Set task → The data must be written out once more, precisely as given.

+++

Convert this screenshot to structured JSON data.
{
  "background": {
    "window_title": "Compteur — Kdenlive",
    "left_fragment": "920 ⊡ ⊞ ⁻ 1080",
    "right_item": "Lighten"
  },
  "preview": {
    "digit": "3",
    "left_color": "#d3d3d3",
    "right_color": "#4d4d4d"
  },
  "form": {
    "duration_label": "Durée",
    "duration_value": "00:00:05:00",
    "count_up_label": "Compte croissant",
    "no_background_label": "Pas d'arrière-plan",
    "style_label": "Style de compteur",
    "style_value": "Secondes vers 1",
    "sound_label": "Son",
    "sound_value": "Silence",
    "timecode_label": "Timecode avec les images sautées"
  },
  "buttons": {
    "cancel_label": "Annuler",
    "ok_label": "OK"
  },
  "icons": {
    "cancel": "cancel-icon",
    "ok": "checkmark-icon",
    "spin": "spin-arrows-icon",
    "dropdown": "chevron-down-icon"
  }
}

+++

Exercise response →
Convert this screenshot to structured JSON data.
{
  "background": {
    "window_title": "Compteur — Kdenlive",
    "left_fragment": "920 ⊡ ⊞ ⁻ 1080",
    "right_item": "Lighten"
  },
  "preview": {
    "digit": "3",
    "left_color": "#d3d3d3",
    "right_color": "#4d4d4d"
  },
  "form": {
    "duration_label": "Durée",
    "duration_value": "00:00:05:00",
    "count_up_label": "Compte croissant",
    "no_background_label": "Pas d'arrière-plan",
    "style_label": "Style de compteur",
    "style_value": "Secondes vers 1",
    "sound_label": "Son",
    "sound_value": "Silence",
    "timecode_label": "Timecode avec les images sautées"
  },
  "buttons": {
    "cancel_label": "Annuler",
    "ok_label": "OK"
  },
  "icons": {
    "cancel": "cancel-icon",
    "ok": "checkmark-icon",
    "spin": "spin-arrows-icon",
    "dropdown": "chevron-down-icon"
  }
}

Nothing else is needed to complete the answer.